WHAT IS REQUIRED:
Transcribe each entry exactly, without pictures.

INPUT MATERIAL:

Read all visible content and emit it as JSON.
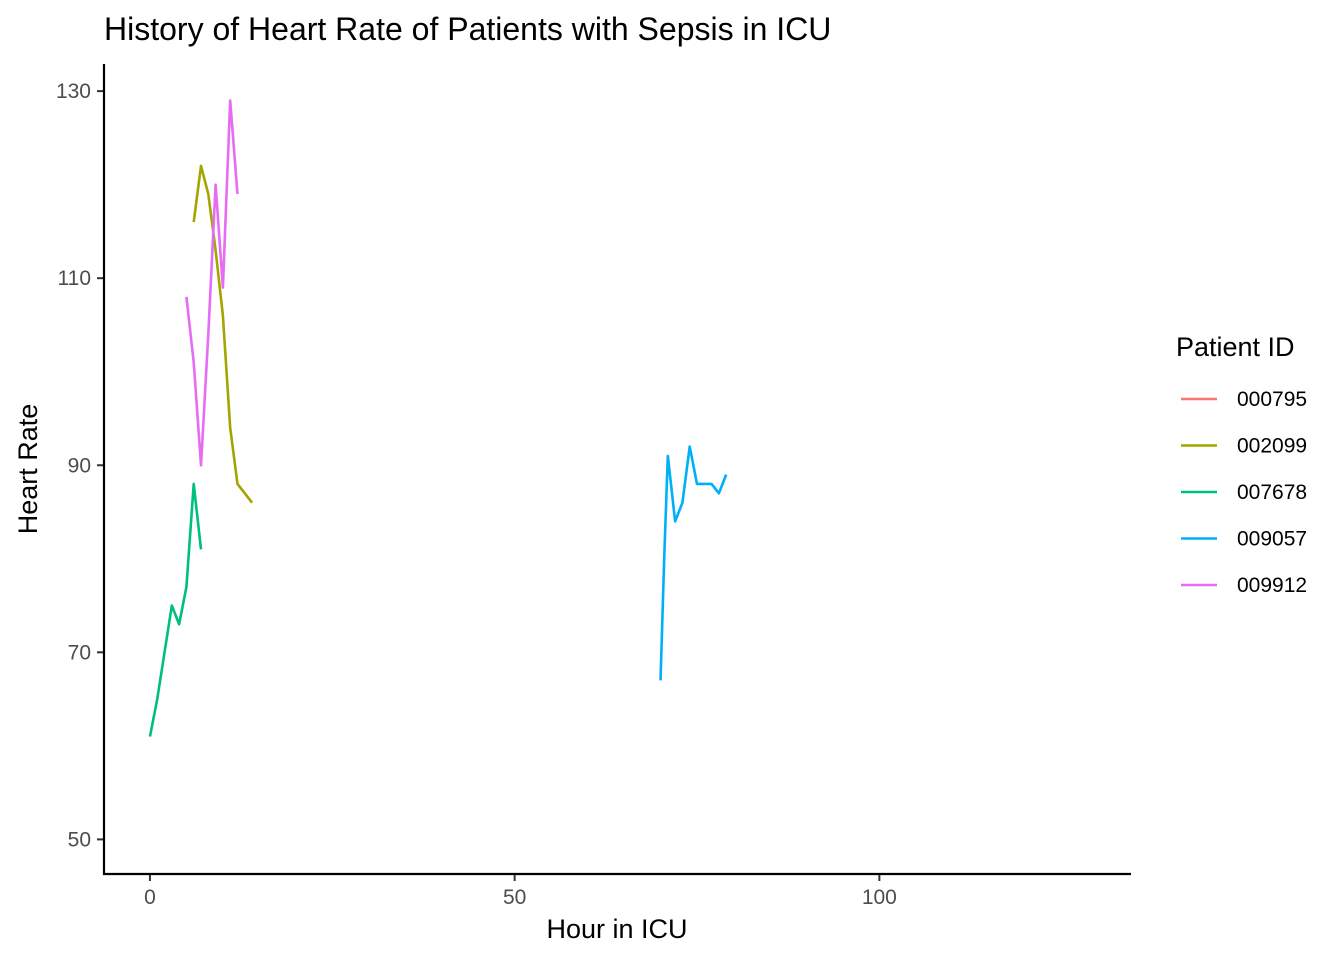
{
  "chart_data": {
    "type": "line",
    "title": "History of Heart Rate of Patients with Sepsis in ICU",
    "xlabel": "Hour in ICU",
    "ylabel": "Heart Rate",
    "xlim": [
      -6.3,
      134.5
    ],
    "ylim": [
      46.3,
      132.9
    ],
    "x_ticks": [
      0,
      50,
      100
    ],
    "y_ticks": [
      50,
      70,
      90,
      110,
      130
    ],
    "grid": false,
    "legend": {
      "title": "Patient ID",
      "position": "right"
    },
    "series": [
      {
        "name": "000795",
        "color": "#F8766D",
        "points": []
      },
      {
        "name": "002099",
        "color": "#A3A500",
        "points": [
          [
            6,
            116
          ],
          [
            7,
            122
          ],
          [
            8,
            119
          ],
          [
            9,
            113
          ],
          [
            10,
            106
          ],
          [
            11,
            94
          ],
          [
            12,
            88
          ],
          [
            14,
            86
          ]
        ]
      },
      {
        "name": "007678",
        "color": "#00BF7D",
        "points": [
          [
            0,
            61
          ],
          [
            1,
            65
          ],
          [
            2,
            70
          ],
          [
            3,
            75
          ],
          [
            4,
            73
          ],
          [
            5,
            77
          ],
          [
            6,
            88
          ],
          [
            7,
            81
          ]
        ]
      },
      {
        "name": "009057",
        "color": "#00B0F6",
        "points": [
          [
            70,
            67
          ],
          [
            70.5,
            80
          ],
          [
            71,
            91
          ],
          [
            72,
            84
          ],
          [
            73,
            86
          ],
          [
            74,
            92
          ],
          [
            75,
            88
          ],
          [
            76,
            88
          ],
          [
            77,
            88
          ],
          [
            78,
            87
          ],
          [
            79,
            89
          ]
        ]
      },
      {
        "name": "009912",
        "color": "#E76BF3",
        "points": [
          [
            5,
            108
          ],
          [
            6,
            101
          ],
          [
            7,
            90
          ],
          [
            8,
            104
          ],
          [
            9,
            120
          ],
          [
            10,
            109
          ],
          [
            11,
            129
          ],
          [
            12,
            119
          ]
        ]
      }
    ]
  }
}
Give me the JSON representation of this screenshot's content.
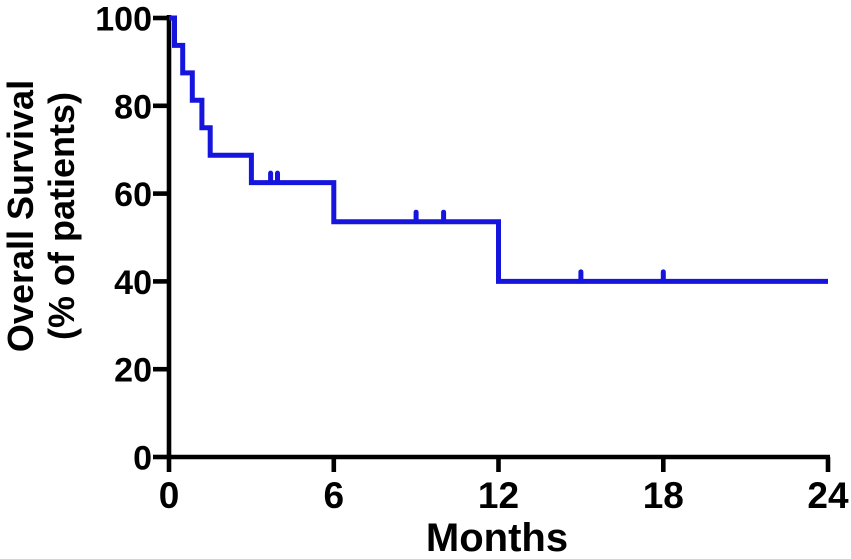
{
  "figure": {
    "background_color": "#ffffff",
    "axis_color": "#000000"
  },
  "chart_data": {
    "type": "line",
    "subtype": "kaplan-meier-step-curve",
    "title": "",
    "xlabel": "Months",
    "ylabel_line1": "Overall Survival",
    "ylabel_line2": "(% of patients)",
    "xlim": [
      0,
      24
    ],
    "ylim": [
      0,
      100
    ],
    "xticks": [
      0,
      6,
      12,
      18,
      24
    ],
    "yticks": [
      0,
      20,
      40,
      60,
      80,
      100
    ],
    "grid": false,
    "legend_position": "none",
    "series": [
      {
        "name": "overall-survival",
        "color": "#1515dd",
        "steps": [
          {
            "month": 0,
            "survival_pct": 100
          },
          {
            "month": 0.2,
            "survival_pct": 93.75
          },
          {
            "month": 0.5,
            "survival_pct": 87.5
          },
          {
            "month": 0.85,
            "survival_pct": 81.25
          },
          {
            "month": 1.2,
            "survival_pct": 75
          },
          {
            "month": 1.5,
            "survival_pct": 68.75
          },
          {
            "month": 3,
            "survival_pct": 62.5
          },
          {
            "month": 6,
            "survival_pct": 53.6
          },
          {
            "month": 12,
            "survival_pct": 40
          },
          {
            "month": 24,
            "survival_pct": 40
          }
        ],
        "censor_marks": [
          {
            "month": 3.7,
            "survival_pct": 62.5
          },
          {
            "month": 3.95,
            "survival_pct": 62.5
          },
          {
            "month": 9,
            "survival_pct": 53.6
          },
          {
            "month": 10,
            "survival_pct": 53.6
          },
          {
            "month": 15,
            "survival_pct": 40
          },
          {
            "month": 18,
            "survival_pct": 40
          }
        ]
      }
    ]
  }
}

RESPONSE BOX:
Read all visible content and emit it as JSON.
{
  "chart_data": {
    "type": "line",
    "title": "History of Heart Rate of Patients with Sepsis in ICU",
    "xlabel": "Hour in ICU",
    "ylabel": "Heart Rate",
    "xlim": [
      -6.3,
      134.5
    ],
    "ylim": [
      46.3,
      132.9
    ],
    "x_ticks": [
      0,
      50,
      100
    ],
    "y_ticks": [
      50,
      70,
      90,
      110,
      130
    ],
    "grid": false,
    "legend": {
      "title": "Patient ID",
      "position": "right"
    },
    "series": [
      {
        "name": "000795",
        "color": "#F8766D",
        "points": []
      },
      {
        "name": "002099",
        "color": "#A3A500",
        "points": [
          [
            6,
            116
          ],
          [
            7,
            122
          ],
          [
            8,
            119
          ],
          [
            9,
            113
          ],
          [
            10,
            106
          ],
          [
            11,
            94
          ],
          [
            12,
            88
          ],
          [
            14,
            86
          ]
        ]
      },
      {
        "name": "007678",
        "color": "#00BF7D",
        "points": [
          [
            0,
            61
          ],
          [
            1,
            65
          ],
          [
            2,
            70
          ],
          [
            3,
            75
          ],
          [
            4,
            73
          ],
          [
            5,
            77
          ],
          [
            6,
            88
          ],
          [
            7,
            81
          ]
        ]
      },
      {
        "name": "009057",
        "color": "#00B0F6",
        "points": [
          [
            70,
            67
          ],
          [
            70.5,
            80
          ],
          [
            71,
            91
          ],
          [
            72,
            84
          ],
          [
            73,
            86
          ],
          [
            74,
            92
          ],
          [
            75,
            88
          ],
          [
            76,
            88
          ],
          [
            77,
            88
          ],
          [
            78,
            87
          ],
          [
            79,
            89
          ]
        ]
      },
      {
        "name": "009912",
        "color": "#E76BF3",
        "points": [
          [
            5,
            108
          ],
          [
            6,
            101
          ],
          [
            7,
            90
          ],
          [
            8,
            104
          ],
          [
            9,
            120
          ],
          [
            10,
            109
          ],
          [
            11,
            129
          ],
          [
            12,
            119
          ]
        ]
      }
    ]
  }
}
Give me the JSON representation of this screenshot's content.
{
  "figure": {
    "background_color": "#ffffff",
    "axis_color": "#000000"
  },
  "chart_data": {
    "type": "line",
    "subtype": "kaplan-meier-step-curve",
    "title": "",
    "xlabel": "Months",
    "ylabel_line1": "Overall Survival",
    "ylabel_line2": "(% of patients)",
    "xlim": [
      0,
      24
    ],
    "ylim": [
      0,
      100
    ],
    "xticks": [
      0,
      6,
      12,
      18,
      24
    ],
    "yticks": [
      0,
      20,
      40,
      60,
      80,
      100
    ],
    "grid": false,
    "legend_position": "none",
    "series": [
      {
        "name": "overall-survival",
        "color": "#1515dd",
        "steps": [
          {
            "month": 0,
            "survival_pct": 100
          },
          {
            "month": 0.2,
            "survival_pct": 93.75
          },
          {
            "month": 0.5,
            "survival_pct": 87.5
          },
          {
            "month": 0.85,
            "survival_pct": 81.25
          },
          {
            "month": 1.2,
            "survival_pct": 75
          },
          {
            "month": 1.5,
            "survival_pct": 68.75
          },
          {
            "month": 3,
            "survival_pct": 62.5
          },
          {
            "month": 6,
            "survival_pct": 53.6
          },
          {
            "month": 12,
            "survival_pct": 40
          },
          {
            "month": 24,
            "survival_pct": 40
          }
        ],
        "censor_marks": [
          {
            "month": 3.7,
            "survival_pct": 62.5
          },
          {
            "month": 3.95,
            "survival_pct": 62.5
          },
          {
            "month": 9,
            "survival_pct": 53.6
          },
          {
            "month": 10,
            "survival_pct": 53.6
          },
          {
            "month": 15,
            "survival_pct": 40
          },
          {
            "month": 18,
            "survival_pct": 40
          }
        ]
      }
    ]
  }
}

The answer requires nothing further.